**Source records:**
◇ ◇ ◇ ◇

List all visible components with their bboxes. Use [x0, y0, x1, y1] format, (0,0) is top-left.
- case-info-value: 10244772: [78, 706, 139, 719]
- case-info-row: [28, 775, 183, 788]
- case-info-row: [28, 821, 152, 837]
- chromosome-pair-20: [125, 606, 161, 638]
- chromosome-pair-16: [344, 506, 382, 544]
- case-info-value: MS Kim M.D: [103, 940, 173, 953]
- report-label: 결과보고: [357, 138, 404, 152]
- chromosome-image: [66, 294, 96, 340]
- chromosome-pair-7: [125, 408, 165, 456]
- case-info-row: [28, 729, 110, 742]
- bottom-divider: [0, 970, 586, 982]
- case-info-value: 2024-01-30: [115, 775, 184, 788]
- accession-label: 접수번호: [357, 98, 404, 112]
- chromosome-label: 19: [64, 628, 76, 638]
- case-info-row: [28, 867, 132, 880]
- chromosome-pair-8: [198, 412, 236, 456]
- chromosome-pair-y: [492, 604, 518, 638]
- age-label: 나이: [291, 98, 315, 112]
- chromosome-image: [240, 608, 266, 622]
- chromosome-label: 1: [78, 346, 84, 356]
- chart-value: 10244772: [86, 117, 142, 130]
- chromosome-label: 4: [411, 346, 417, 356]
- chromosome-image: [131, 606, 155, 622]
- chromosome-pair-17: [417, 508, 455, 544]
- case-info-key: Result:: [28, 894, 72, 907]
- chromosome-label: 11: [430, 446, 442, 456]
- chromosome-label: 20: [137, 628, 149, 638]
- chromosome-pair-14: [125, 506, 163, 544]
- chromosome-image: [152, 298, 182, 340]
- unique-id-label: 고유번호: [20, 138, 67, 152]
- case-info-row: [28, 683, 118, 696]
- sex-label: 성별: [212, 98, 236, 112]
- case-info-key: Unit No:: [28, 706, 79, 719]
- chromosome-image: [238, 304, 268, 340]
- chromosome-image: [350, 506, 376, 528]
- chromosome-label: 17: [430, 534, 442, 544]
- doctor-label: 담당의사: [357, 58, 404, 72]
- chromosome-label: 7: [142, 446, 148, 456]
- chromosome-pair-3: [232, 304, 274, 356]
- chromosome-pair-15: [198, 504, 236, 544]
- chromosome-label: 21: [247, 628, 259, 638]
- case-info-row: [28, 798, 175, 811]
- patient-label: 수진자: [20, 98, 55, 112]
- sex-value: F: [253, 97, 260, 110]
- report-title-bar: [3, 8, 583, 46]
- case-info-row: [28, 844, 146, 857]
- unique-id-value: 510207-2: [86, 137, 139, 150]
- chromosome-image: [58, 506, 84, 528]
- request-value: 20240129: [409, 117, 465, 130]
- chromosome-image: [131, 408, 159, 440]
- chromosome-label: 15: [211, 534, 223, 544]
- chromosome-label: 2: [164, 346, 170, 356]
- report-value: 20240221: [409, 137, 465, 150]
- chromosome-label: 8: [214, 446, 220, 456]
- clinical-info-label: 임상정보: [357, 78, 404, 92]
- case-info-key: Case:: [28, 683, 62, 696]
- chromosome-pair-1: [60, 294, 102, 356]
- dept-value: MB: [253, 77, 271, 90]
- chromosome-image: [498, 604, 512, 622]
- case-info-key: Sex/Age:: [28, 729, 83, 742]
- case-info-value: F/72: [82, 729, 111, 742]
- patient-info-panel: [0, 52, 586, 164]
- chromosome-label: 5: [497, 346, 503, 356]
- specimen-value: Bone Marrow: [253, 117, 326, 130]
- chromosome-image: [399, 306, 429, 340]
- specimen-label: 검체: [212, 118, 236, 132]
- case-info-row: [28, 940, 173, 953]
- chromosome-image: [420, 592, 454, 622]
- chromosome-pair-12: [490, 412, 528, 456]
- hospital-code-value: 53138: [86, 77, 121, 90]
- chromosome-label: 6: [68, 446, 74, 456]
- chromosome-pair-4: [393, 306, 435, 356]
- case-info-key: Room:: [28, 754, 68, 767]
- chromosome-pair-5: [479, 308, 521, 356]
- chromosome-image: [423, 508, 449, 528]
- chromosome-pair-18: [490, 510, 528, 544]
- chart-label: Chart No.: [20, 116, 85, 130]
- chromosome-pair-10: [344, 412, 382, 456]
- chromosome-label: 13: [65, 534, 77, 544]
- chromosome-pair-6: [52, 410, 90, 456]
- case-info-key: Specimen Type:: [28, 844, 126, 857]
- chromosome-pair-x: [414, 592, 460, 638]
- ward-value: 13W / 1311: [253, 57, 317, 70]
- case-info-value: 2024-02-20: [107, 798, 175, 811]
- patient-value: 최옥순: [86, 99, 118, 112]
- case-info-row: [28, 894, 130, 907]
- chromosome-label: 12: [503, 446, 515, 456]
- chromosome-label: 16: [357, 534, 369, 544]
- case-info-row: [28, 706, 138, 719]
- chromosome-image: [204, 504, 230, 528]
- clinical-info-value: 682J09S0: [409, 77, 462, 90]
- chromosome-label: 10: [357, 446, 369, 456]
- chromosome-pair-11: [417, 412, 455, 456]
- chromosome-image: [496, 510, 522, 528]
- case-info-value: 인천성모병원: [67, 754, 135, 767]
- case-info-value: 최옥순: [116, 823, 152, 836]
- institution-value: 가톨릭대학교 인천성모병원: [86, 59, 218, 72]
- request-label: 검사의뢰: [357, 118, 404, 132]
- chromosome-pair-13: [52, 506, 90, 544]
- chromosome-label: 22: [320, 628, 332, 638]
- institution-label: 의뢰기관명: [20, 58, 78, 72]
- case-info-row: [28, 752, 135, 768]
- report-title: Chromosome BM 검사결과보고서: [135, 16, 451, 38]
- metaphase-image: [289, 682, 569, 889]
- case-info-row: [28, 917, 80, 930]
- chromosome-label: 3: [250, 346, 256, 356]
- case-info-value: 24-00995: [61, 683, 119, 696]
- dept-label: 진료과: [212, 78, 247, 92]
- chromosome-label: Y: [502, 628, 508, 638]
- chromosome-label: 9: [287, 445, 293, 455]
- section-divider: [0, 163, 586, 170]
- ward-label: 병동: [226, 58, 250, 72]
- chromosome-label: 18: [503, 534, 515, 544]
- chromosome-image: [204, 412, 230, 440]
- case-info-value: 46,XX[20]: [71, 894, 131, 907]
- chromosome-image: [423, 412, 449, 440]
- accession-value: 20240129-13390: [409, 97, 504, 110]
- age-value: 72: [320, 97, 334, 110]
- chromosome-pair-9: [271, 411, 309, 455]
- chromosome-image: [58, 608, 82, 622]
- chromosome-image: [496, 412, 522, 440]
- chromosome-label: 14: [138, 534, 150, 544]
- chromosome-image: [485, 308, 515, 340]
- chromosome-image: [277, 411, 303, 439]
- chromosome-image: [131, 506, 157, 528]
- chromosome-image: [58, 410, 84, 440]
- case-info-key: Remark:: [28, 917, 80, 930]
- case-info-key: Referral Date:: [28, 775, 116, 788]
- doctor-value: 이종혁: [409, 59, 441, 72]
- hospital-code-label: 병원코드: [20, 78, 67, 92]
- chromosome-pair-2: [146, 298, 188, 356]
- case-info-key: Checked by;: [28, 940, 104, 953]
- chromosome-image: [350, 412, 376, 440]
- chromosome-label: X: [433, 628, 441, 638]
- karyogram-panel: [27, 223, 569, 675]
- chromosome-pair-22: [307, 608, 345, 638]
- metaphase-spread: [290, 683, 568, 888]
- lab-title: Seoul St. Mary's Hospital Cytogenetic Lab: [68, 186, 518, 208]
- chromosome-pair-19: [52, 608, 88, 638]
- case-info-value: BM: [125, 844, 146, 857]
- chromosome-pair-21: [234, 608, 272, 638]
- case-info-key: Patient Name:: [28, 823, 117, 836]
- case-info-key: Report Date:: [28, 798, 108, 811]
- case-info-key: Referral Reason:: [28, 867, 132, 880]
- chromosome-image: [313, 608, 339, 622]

◇ ◇ ◇ ◇

**WORK TO BE COMPLETED:** Duplicate the listing from its first line up to and including the line that contains "- chart-value: 10244772: [86, 117, 142, 130]".

**RESULT BELOW:**
List all visible components with their bboxes. Use [x0, y0, x1, y1] format, (0,0) is top-left.
- case-info-value: 10244772: [78, 706, 139, 719]
- case-info-row: [28, 775, 183, 788]
- case-info-row: [28, 821, 152, 837]
- chromosome-pair-20: [125, 606, 161, 638]
- chromosome-pair-16: [344, 506, 382, 544]
- case-info-value: MS Kim M.D: [103, 940, 173, 953]
- report-label: 결과보고: [357, 138, 404, 152]
- chromosome-image: [66, 294, 96, 340]
- chromosome-pair-7: [125, 408, 165, 456]
- case-info-row: [28, 729, 110, 742]
- bottom-divider: [0, 970, 586, 982]
- case-info-value: 2024-01-30: [115, 775, 184, 788]
- accession-label: 접수번호: [357, 98, 404, 112]
- chromosome-label: 19: [64, 628, 76, 638]
- case-info-row: [28, 867, 132, 880]
- chromosome-pair-8: [198, 412, 236, 456]
- chromosome-pair-y: [492, 604, 518, 638]
- age-label: 나이: [291, 98, 315, 112]
- chromosome-image: [240, 608, 266, 622]
- chromosome-label: 1: [78, 346, 84, 356]
- chart-value: 10244772: [86, 117, 142, 130]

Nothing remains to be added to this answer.